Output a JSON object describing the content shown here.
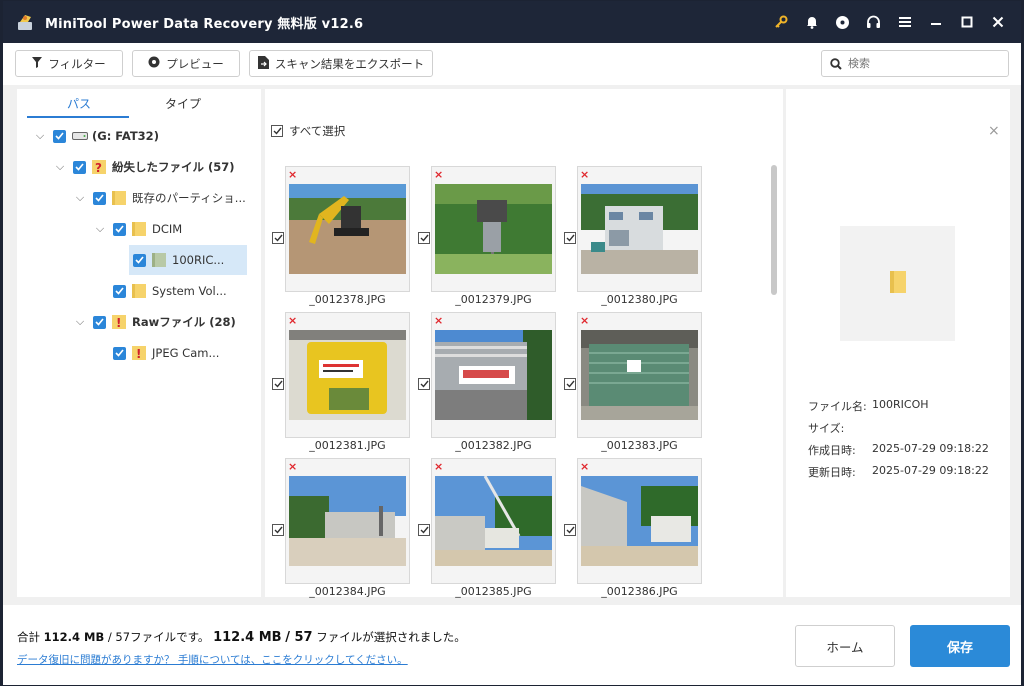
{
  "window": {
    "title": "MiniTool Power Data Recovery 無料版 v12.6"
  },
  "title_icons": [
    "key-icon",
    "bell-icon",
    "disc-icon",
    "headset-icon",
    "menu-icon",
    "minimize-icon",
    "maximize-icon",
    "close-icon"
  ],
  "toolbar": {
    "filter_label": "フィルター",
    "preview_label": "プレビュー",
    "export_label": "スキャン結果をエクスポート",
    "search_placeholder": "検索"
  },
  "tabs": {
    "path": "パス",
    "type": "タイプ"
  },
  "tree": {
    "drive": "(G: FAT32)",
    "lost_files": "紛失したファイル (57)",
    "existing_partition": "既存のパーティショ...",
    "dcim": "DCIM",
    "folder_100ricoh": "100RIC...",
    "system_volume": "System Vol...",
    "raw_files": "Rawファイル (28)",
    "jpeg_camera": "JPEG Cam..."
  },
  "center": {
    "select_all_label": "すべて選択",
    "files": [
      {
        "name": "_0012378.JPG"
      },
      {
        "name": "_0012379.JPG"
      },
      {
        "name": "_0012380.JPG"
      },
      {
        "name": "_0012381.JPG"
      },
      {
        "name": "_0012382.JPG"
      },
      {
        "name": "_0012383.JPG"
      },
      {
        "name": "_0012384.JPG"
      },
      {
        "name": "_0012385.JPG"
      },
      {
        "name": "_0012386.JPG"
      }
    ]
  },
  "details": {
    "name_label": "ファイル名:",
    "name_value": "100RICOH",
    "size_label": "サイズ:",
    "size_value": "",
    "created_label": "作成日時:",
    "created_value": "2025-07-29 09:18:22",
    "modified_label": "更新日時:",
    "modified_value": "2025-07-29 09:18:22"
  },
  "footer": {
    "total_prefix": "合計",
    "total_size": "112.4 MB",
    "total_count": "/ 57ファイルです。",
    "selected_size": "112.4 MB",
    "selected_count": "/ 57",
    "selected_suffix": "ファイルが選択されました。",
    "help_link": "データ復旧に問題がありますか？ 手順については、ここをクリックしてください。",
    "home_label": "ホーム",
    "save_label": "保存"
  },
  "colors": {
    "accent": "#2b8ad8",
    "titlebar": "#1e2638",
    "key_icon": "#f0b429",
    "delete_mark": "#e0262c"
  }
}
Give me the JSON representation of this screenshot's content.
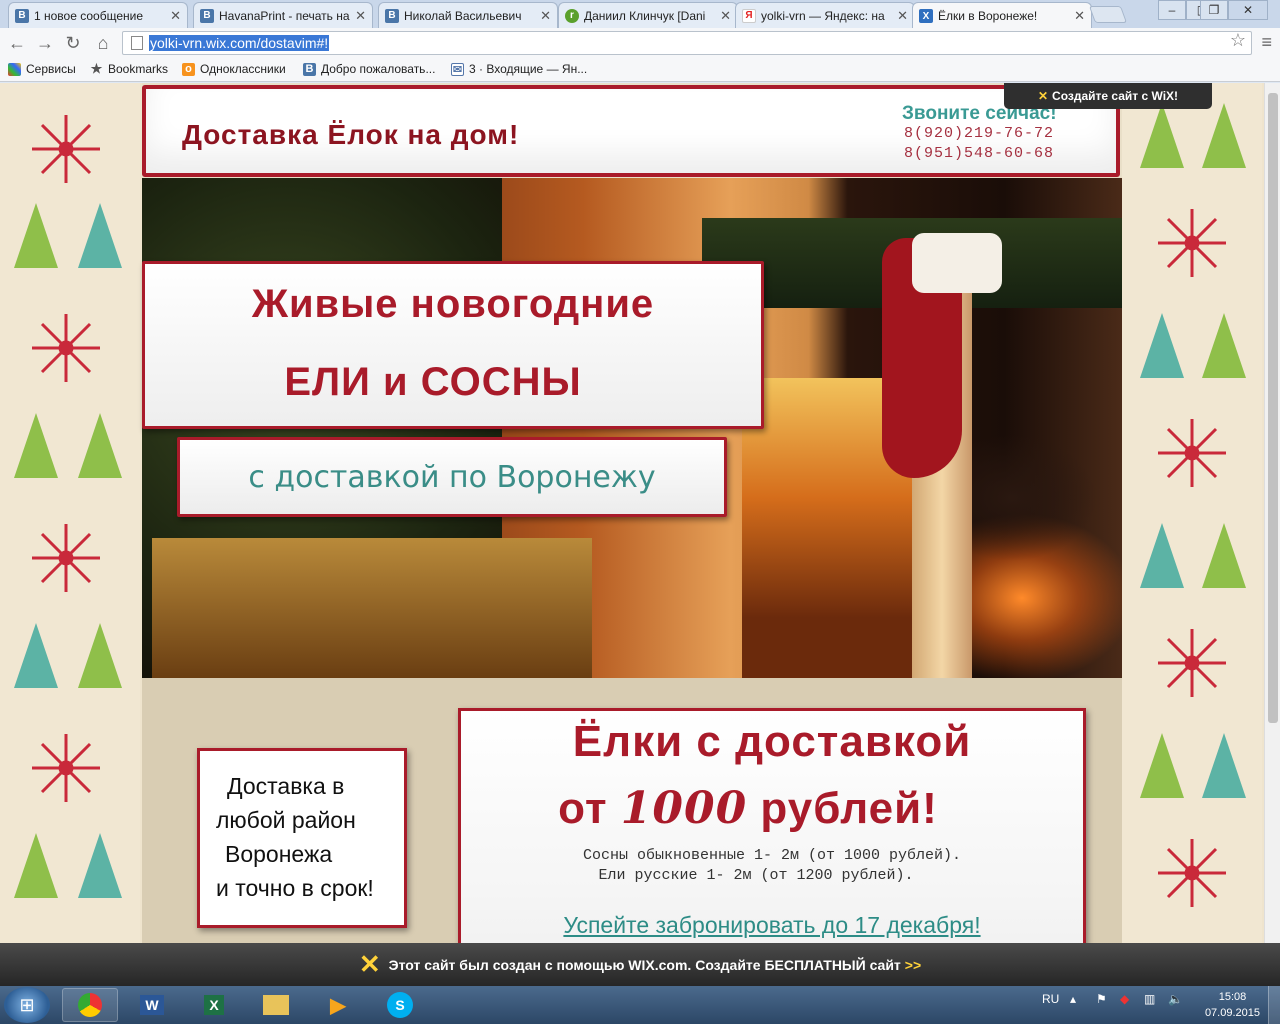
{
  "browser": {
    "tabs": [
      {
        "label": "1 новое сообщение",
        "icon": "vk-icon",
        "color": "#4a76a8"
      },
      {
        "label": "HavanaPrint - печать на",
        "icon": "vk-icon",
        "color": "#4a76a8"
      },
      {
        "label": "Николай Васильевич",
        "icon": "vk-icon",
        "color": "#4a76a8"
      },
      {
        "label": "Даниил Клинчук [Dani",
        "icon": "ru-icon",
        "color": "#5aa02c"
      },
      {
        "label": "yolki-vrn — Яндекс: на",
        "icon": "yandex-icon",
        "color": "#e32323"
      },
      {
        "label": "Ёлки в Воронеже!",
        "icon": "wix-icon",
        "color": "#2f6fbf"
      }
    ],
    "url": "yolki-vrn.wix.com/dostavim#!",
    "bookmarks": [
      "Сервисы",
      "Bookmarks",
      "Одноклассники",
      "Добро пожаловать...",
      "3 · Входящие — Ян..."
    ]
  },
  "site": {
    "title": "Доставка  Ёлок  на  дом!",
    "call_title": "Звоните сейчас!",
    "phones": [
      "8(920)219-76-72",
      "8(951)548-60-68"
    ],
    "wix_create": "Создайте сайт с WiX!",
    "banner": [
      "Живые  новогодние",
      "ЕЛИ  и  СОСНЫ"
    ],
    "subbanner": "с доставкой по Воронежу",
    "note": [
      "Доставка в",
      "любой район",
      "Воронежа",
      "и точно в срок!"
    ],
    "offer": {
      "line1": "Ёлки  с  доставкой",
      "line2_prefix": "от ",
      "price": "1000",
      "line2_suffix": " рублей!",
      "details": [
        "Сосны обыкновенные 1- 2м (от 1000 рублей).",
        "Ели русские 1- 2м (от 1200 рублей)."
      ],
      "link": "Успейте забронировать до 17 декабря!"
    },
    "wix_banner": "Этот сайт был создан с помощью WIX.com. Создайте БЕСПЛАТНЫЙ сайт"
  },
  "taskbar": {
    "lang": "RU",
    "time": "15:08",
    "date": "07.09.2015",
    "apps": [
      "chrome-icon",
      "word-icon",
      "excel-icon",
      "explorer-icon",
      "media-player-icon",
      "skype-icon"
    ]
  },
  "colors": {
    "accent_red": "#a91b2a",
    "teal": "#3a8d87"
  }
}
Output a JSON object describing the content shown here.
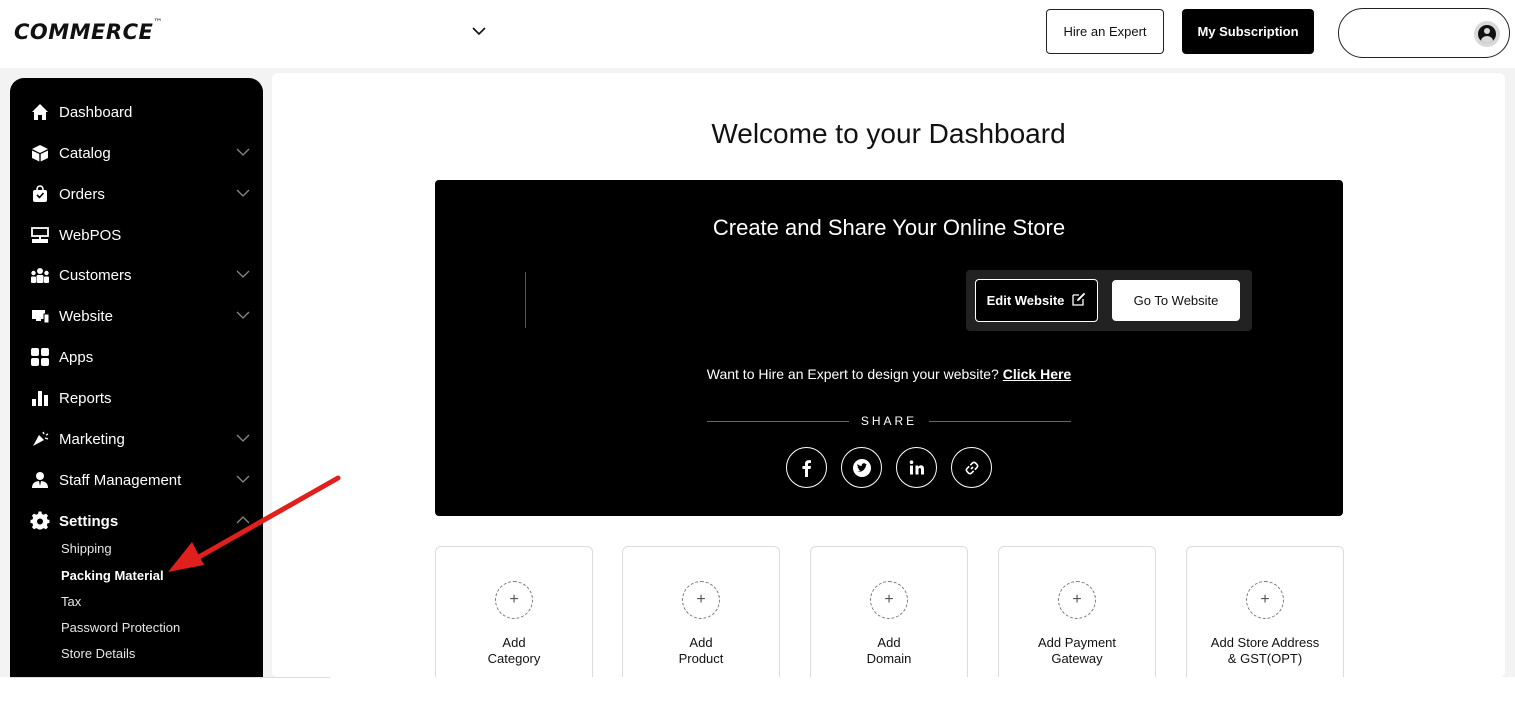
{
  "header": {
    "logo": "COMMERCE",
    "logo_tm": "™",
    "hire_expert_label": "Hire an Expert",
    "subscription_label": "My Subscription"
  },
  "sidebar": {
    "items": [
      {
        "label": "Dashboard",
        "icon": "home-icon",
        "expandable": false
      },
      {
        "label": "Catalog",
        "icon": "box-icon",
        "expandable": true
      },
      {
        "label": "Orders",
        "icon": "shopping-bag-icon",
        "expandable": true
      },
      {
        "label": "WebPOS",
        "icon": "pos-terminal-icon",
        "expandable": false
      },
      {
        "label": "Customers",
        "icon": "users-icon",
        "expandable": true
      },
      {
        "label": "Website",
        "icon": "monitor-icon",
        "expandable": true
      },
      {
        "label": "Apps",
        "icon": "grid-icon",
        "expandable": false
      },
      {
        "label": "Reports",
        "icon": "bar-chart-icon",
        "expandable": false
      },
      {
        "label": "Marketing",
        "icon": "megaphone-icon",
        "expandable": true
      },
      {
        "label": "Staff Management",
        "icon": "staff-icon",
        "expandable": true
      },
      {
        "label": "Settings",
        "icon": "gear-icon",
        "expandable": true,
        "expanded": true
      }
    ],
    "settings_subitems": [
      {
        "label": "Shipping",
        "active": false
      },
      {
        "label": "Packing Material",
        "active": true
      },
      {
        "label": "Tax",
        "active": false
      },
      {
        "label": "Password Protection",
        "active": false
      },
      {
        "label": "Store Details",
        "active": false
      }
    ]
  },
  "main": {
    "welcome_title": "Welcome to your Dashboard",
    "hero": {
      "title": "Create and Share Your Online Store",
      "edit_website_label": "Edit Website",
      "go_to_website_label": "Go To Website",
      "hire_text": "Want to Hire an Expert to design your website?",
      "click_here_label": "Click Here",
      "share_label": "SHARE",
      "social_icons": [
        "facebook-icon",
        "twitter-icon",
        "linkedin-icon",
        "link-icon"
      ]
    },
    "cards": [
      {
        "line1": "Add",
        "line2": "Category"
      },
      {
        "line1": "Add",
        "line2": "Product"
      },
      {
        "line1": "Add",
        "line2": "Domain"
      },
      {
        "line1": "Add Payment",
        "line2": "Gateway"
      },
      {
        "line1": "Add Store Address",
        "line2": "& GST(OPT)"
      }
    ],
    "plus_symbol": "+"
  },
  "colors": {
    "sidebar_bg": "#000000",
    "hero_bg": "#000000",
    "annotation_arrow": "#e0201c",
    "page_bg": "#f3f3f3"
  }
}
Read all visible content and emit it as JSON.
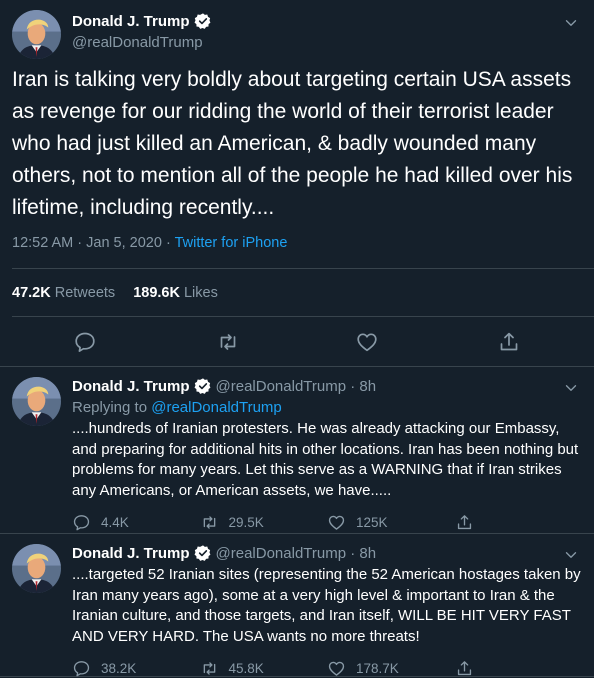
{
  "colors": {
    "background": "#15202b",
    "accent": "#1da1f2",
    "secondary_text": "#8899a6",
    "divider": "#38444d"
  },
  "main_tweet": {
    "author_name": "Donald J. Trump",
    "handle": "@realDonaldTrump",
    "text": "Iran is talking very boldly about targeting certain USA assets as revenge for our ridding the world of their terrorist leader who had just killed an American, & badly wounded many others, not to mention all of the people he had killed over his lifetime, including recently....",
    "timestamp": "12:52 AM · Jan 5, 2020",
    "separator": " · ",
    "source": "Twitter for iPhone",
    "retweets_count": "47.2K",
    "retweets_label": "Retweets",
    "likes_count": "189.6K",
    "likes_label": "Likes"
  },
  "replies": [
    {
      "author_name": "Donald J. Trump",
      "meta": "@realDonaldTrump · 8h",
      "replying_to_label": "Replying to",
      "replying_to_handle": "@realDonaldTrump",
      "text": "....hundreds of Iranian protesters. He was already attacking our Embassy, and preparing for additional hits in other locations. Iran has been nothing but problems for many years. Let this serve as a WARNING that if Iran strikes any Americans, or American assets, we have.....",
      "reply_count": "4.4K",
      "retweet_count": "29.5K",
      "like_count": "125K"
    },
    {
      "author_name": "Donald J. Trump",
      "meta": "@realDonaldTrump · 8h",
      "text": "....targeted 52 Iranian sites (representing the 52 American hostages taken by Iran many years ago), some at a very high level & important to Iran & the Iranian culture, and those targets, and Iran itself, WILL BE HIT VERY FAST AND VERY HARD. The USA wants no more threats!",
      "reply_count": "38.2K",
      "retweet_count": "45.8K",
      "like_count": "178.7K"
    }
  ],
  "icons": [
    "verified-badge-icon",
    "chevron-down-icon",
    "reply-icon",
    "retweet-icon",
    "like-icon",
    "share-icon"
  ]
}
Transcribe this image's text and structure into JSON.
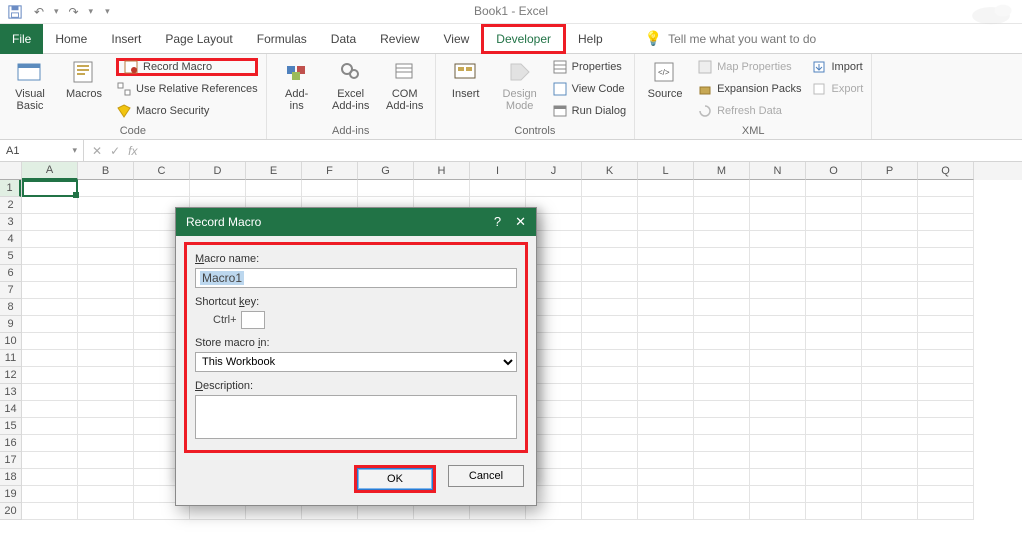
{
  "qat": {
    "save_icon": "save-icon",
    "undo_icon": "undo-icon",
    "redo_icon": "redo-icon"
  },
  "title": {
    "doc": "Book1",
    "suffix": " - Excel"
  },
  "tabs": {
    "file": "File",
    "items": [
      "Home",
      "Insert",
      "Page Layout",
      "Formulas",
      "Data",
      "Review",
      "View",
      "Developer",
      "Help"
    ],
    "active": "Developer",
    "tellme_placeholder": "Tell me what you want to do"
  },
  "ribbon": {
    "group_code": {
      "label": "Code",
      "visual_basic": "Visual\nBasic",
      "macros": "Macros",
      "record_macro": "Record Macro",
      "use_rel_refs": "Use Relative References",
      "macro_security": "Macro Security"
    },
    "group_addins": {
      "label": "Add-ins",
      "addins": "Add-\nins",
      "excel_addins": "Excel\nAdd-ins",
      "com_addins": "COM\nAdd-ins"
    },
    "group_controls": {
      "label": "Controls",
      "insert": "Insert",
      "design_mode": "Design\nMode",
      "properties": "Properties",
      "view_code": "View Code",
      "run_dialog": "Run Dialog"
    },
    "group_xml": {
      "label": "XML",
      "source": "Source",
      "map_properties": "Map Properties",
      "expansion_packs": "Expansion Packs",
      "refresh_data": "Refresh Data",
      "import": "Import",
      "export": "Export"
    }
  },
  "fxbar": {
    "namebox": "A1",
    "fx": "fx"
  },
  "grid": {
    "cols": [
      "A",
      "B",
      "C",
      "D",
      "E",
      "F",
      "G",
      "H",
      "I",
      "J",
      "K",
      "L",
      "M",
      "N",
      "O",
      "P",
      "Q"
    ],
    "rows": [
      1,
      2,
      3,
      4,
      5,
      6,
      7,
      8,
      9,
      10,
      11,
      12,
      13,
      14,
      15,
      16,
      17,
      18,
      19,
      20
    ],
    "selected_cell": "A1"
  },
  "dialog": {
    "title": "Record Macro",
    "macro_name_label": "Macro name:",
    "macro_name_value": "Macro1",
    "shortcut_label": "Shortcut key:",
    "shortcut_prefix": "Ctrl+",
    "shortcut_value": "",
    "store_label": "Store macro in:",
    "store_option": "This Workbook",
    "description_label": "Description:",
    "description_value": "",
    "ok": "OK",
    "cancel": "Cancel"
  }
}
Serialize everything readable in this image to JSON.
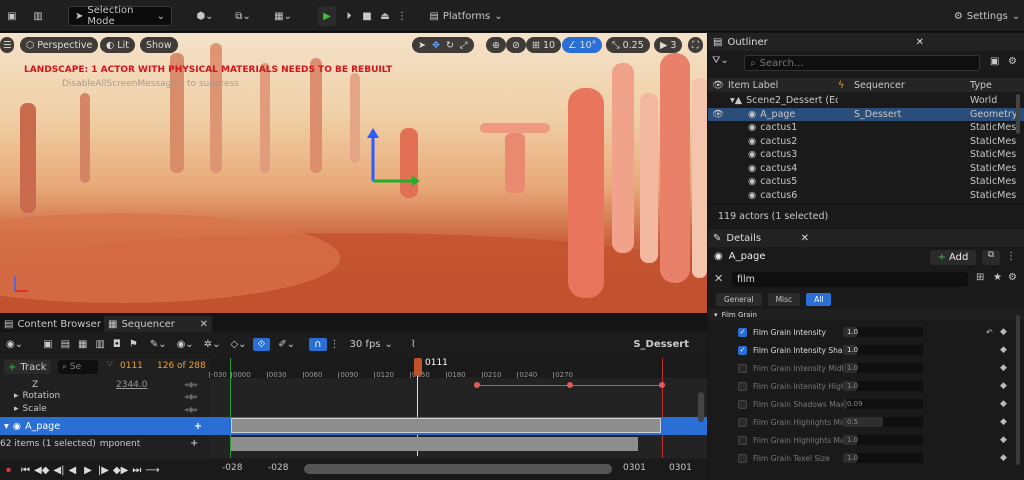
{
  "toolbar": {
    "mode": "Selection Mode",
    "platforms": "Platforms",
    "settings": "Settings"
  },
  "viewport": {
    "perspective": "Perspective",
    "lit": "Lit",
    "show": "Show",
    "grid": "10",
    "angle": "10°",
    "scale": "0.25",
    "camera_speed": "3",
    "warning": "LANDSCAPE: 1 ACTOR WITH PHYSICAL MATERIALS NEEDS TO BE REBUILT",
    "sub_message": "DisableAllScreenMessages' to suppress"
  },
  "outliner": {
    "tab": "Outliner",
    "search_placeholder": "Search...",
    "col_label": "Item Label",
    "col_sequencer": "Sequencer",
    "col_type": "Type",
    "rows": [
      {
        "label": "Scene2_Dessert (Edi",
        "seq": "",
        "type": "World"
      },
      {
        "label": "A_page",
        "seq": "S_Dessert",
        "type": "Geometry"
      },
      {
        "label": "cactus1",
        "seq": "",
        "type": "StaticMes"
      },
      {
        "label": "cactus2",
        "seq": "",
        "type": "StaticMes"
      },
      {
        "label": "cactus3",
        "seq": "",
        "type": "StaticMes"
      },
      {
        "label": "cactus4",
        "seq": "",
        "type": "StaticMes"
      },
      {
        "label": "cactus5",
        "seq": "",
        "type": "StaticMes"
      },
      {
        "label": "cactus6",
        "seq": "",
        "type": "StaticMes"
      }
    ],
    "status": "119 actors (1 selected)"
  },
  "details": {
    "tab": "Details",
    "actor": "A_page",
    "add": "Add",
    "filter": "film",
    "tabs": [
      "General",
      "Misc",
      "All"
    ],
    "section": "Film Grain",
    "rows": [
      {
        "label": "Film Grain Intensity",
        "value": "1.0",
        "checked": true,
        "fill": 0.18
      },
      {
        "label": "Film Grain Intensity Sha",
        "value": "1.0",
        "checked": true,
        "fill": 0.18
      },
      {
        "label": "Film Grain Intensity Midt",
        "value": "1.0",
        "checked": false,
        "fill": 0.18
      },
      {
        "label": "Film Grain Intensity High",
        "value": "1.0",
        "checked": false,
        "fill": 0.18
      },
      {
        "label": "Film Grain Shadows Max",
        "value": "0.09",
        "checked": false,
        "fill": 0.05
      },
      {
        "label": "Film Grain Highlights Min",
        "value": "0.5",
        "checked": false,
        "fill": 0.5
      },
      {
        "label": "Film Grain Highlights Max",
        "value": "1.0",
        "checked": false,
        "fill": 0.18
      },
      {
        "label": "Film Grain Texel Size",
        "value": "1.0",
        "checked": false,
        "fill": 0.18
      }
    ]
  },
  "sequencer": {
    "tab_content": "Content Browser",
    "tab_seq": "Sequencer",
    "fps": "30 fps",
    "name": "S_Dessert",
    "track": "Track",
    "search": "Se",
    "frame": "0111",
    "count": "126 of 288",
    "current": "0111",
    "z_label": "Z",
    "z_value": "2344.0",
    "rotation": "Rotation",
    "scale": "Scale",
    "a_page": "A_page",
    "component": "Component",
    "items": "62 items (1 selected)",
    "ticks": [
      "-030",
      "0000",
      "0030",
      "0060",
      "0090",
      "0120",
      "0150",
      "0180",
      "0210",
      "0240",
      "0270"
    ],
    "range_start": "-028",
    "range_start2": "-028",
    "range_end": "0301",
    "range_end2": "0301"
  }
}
☆ ☆ ☆ ☆
Copy each line above that contains the string "Iran".

Exercise output:
    "text": "Iran is talking very boldly about targeting certain USA assets as revenge for our ridding the world of their terrorist leader who had just killed an American, & badly wounded many others, not to mention all of the people he had killed over his lifetime, including recently....",
      "text": "....hundreds of Iranian protesters. He was already attacking our Embassy, and preparing for additional hits in other locations. Iran has been nothing but problems for many years. Let this serve as a WARNING that if Iran strikes any Americans, or American assets, we have.....",
      "text": "....targeted 52 Iranian sites (representing the 52 American hostages taken by Iran many years ago), some at a very high level & important to Iran & the Iranian culture, and those targets, and Iran itself, WILL BE HIT VERY FAST AND VERY HARD. The USA wants no more threats!",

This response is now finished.